▸ **WHAT YOU ARE ASKED TO DO**
Repeat each entry exactly. Drop every image.

▸ **DATA SUPPLIED**
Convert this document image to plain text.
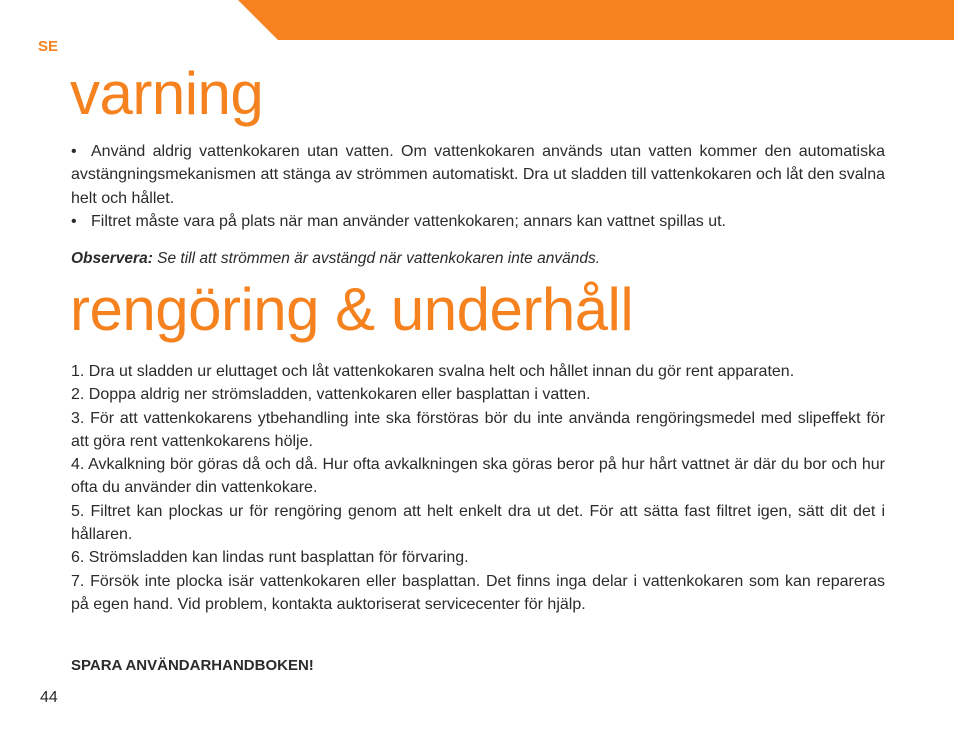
SE
varning

• Använd aldrig vattenkokaren utan vatten. Om vattenkokaren används utan vatten kommer den automatiska avstängningsmekanismen att stänga av strömmen automatiskt. Dra ut sladden till vattenkokaren och låt den svalna helt och hållet.

• Filtret måste vara på plats när man använder vattenkokaren; annars kan vattnet spillas ut.

Observera: Se till att strömmen är avstängd när vattenkokaren inte används.
rengöring & underhåll

1. Dra ut sladden ur eluttaget och låt vattenkokaren svalna helt och hållet innan du gör rent apparaten.

2. Doppa aldrig ner strömsladden, vattenkokaren eller basplattan i vatten.

3. För att vattenkokarens ytbehandling inte ska förstöras bör du inte använda rengöringsmedel med slipeffekt för att göra rent vattenkokarens hölje.

4. Avkalkning bör göras då och då. Hur ofta avkalkningen ska göras beror på hur hårt vattnet är där du bor och hur ofta du använder din vattenkokare.

5. Filtret kan plockas ur för rengöring genom att helt enkelt dra ut det. För att sätta fast filtret igen, sätt dit det i hållaren.

6. Strömsladden kan lindas runt basplattan för förvaring.

7. Försök inte plocka isär vattenkokaren eller basplattan. Det finns inga delar i vattenkokaren som kan repareras på egen hand. Vid problem, kontakta auktoriserat servicecenter för hjälp.

SPARA ANVÄNDARHANDBOKEN!
44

▸ **ANSWER TO THIS TASK**
Convert this document image to plain text.
SE
varning

• Använd aldrig vattenkokaren utan vatten. Om vattenkokaren används utan vatten kommer den automatiska avstängningsmekanismen att stänga av strömmen automatiskt. Dra ut sladden till vattenkokaren och låt den svalna helt och hållet.

• Filtret måste vara på plats när man använder vattenkokaren; annars kan vattnet spillas ut.

Observera: Se till att strömmen är avstängd när vattenkokaren inte används.
rengöring & underhåll

1. Dra ut sladden ur eluttaget och låt vattenkokaren svalna helt och hållet innan du gör rent apparaten.

2. Doppa aldrig ner strömsladden, vattenkokaren eller basplattan i vatten.

3. För att vattenkokarens ytbehandling inte ska förstöras bör du inte använda rengöringsmedel med slipeffekt för att göra rent vattenkokarens hölje.

4. Avkalkning bör göras då och då. Hur ofta avkalkningen ska göras beror på hur hårt vattnet är där du bor och hur ofta du använder din vattenkokare.

5. Filtret kan plockas ur för rengöring genom att helt enkelt dra ut det. För att sätta fast filtret igen, sätt dit det i hållaren.

6. Strömsladden kan lindas runt basplattan för förvaring.

7. Försök inte plocka isär vattenkokaren eller basplattan. Det finns inga delar i vattenkokaren som kan repareras på egen hand. Vid problem, kontakta auktoriserat servicecenter för hjälp.

SPARA ANVÄNDARHANDBOKEN!
44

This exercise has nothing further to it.